Stored data entries:
—————
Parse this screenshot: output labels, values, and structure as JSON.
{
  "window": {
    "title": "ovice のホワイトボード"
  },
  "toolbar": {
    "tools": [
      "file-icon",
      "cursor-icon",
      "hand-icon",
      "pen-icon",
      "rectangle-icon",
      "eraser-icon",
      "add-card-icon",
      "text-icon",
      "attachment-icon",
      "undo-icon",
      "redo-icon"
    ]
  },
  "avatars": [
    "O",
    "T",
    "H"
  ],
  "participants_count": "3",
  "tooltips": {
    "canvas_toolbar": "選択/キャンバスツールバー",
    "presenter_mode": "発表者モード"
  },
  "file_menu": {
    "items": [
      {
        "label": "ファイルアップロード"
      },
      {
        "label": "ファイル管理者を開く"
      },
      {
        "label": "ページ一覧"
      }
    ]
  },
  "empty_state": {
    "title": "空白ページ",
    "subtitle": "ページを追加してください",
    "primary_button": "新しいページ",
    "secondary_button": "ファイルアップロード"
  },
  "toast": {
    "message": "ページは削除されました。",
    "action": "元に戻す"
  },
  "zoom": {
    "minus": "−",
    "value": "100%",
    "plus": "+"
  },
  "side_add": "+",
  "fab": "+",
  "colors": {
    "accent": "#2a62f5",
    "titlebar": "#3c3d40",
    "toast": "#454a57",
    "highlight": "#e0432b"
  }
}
—————
## REQUIRED WORK:
Search the data for "ファイルアップロード". Copy every line that has it.

## CORRECT OUTPUT:
        "label": "ファイルアップロード"
    "secondary_button": "ファイルアップロード"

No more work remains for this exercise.